**SHORT TASK:** Gather up every line from the entries below that uses the word "modèle".

**RECORDS SHOWN:**

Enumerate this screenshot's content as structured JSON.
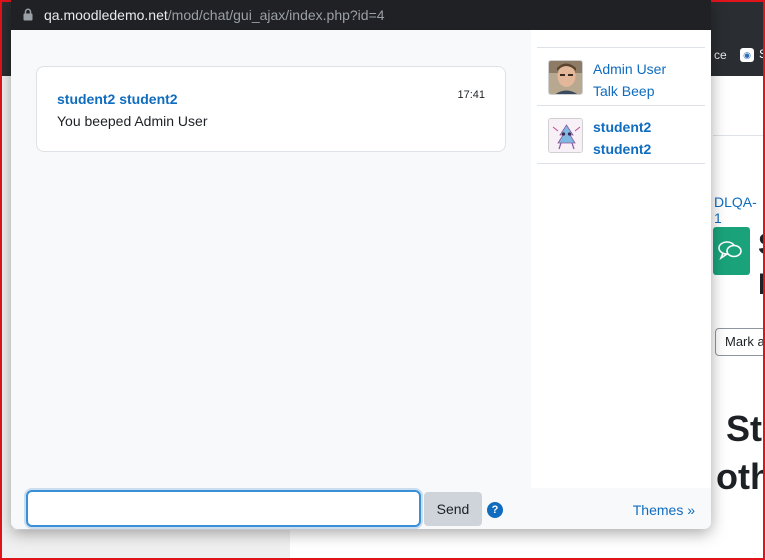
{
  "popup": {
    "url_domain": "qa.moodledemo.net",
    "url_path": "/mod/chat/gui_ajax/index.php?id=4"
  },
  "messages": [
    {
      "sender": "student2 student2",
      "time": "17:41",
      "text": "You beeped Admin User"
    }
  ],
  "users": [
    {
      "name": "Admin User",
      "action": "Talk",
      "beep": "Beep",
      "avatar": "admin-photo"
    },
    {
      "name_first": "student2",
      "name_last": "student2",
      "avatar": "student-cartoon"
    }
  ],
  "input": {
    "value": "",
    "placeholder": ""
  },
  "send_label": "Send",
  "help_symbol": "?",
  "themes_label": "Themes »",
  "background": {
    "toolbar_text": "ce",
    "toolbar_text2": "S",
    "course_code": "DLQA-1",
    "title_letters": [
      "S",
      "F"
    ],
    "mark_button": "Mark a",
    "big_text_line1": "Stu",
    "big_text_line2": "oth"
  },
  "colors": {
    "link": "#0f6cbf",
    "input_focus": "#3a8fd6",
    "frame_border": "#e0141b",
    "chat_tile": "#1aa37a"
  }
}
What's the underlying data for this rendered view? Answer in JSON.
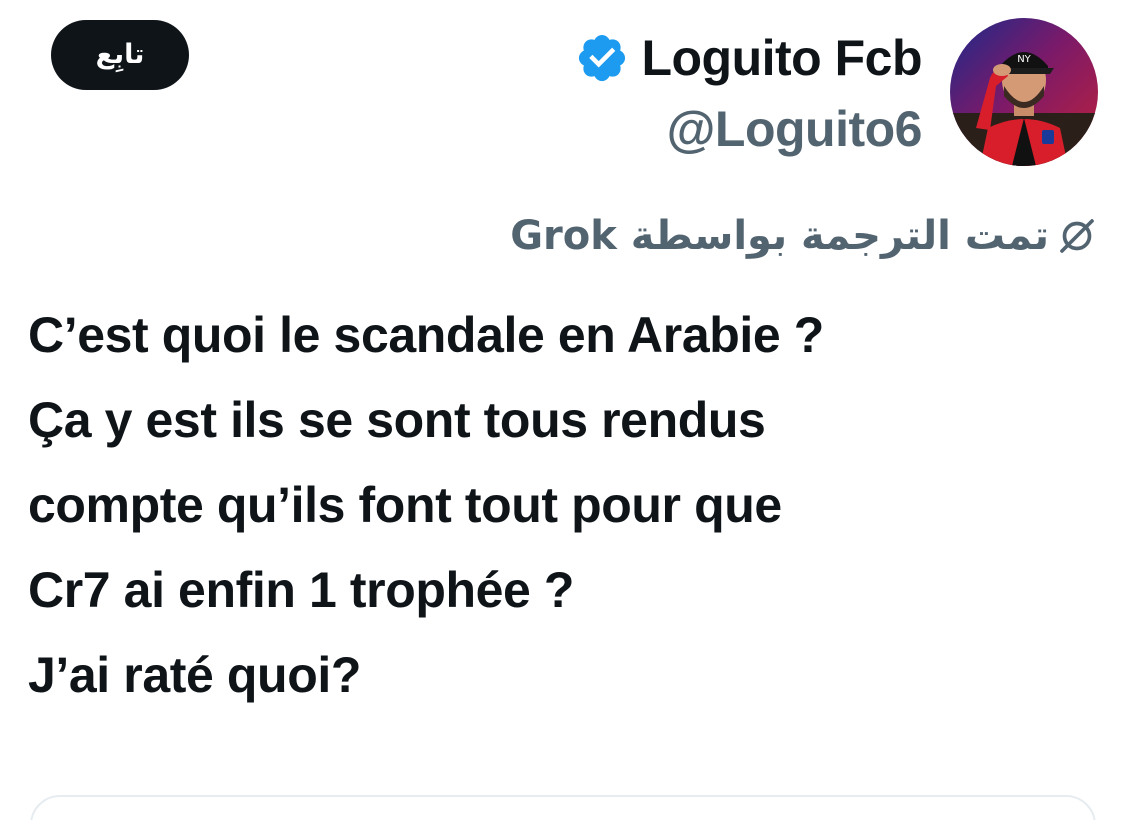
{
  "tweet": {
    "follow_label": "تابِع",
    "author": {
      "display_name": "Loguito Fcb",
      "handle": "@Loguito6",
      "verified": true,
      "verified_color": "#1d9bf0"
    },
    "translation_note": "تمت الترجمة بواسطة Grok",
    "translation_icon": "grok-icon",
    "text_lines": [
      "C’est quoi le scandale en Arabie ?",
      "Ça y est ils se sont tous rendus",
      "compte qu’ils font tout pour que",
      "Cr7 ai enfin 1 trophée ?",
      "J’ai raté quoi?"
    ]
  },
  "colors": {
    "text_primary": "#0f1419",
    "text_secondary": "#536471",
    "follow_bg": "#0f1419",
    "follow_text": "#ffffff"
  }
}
...
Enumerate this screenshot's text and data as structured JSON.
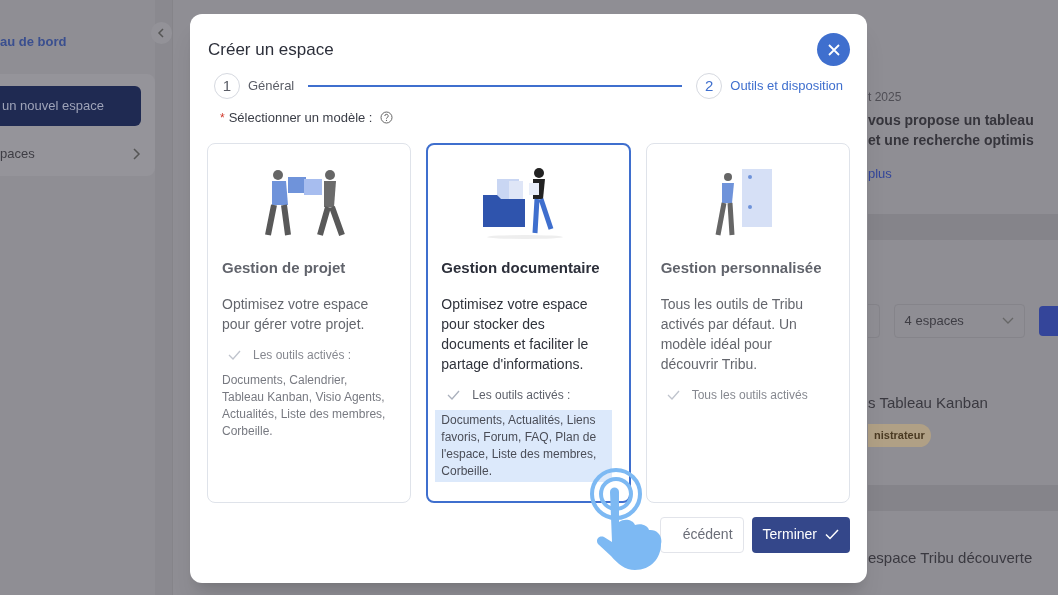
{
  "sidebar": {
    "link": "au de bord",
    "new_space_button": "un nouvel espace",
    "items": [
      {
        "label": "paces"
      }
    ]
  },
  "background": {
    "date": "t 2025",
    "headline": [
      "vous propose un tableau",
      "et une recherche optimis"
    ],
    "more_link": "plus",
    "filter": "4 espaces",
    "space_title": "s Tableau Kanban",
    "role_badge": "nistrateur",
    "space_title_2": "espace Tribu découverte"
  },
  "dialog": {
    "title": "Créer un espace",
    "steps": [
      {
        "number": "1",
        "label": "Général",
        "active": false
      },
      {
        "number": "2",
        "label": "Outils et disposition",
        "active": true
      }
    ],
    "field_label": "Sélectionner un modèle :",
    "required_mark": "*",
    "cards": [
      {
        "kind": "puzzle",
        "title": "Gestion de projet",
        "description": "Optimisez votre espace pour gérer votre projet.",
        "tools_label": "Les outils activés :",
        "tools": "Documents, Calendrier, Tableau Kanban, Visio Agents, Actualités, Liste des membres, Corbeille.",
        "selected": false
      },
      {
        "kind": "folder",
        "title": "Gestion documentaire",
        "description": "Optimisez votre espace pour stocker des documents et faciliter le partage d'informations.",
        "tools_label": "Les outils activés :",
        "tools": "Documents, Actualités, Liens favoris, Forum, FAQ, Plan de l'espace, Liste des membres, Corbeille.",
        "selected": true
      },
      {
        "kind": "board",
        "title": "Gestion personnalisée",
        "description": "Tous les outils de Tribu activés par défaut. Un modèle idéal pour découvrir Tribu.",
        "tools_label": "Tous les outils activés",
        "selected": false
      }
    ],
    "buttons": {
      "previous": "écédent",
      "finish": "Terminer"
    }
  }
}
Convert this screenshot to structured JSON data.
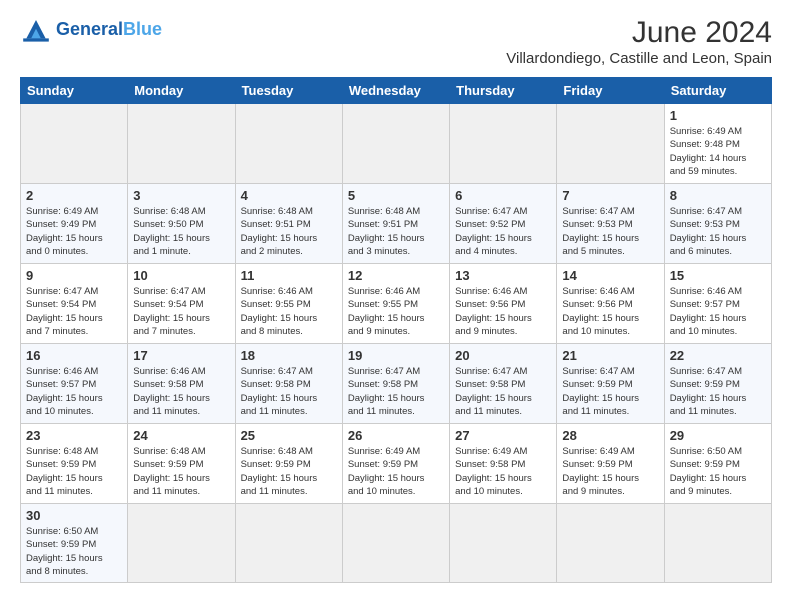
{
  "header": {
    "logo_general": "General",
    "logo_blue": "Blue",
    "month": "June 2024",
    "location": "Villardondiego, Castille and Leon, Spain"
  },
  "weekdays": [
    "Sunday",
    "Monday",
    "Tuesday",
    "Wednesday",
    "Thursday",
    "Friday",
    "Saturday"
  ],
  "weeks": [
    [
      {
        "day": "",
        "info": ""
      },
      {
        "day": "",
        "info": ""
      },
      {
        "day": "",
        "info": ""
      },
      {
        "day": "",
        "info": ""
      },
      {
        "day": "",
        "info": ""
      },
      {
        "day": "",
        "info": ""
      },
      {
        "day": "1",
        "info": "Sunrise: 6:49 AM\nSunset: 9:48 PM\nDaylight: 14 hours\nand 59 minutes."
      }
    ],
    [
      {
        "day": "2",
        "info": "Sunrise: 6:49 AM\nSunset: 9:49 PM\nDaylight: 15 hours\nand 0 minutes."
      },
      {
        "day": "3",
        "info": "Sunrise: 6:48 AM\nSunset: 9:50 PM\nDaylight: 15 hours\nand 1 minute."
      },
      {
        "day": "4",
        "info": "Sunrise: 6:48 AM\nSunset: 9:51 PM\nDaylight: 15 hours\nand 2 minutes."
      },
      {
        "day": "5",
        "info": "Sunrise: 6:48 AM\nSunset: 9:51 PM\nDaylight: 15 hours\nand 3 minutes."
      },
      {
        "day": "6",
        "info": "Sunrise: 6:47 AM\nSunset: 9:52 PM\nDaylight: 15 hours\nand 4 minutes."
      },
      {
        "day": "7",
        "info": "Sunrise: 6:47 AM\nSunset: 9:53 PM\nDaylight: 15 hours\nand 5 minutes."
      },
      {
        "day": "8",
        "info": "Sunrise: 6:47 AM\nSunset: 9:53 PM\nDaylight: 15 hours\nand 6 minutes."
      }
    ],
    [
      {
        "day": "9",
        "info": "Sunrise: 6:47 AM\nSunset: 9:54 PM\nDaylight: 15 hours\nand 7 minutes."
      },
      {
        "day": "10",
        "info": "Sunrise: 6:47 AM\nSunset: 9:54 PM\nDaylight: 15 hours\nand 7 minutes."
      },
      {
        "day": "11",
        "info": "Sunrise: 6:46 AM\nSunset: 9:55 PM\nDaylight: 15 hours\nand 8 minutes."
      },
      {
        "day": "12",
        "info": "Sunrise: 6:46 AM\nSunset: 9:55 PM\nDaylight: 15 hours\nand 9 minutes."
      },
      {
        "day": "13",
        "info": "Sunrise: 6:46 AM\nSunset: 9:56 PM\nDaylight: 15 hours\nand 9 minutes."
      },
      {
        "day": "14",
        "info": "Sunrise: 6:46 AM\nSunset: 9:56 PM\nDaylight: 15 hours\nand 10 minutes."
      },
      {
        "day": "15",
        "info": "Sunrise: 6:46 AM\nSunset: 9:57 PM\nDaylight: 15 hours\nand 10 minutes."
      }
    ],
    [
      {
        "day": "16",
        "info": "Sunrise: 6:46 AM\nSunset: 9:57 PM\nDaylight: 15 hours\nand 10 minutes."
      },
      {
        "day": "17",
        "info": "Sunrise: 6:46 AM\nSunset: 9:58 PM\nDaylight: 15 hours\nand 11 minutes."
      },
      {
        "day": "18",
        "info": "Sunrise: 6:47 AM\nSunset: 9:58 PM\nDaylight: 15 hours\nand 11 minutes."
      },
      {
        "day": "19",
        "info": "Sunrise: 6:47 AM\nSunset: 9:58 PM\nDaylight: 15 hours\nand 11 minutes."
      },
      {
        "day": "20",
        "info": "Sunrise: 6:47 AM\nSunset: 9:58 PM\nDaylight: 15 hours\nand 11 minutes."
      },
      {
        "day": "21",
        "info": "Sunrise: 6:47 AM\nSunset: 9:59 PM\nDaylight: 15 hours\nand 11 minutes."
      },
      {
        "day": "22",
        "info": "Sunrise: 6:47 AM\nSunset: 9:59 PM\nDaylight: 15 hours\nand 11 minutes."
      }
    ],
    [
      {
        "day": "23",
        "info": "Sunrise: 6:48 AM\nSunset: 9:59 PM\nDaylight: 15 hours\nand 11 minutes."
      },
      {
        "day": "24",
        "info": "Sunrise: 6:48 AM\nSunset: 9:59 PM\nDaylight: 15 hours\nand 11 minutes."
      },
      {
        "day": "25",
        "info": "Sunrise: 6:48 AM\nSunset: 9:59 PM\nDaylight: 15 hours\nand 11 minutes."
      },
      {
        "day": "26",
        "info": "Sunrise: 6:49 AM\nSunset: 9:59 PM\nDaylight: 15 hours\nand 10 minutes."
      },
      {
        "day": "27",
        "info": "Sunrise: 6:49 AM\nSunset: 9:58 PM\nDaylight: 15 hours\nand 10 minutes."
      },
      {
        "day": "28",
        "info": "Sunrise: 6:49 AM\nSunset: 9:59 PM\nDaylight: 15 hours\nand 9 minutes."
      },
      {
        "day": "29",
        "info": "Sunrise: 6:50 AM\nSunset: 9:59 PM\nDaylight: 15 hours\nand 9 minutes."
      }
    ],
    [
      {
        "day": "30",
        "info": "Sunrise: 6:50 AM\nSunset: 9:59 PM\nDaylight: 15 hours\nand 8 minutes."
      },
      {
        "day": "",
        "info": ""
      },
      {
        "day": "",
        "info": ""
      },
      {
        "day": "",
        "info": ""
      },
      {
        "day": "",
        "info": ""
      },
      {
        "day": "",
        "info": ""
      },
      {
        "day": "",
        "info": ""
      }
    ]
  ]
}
* * *
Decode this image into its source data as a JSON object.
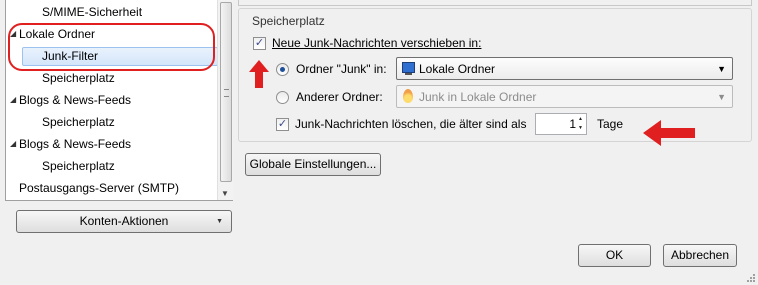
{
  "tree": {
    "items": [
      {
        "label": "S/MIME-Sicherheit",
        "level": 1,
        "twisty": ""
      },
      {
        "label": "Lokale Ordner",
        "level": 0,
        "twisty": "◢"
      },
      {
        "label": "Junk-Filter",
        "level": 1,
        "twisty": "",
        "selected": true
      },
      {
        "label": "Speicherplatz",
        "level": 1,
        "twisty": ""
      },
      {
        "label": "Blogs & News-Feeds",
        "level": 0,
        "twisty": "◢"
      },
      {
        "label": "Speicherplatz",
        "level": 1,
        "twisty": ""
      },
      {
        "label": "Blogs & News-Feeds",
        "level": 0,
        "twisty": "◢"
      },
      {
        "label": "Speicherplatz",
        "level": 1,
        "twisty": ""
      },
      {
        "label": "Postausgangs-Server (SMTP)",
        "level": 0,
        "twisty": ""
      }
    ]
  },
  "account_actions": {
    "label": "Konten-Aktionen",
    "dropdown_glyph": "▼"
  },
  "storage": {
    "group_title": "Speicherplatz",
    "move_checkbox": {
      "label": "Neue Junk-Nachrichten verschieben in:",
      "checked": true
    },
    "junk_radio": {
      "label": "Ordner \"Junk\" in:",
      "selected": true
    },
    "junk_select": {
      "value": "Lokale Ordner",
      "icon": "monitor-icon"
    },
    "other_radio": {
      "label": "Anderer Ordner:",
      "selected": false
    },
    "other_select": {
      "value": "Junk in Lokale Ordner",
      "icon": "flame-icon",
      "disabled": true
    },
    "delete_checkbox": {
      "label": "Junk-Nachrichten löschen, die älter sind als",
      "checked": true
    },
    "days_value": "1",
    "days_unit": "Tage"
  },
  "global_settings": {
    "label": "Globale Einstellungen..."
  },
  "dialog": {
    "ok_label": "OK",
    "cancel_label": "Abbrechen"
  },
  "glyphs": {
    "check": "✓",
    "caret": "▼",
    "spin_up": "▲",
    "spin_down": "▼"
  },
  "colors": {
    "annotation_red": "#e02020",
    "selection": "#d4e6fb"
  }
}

**RESULT BELOW:**
    "field_label": "Sélectionner un modèle :",
        "description": "Tous les outils de Tribu activés par défaut. Un modèle idéal pour découvrir Tribu.",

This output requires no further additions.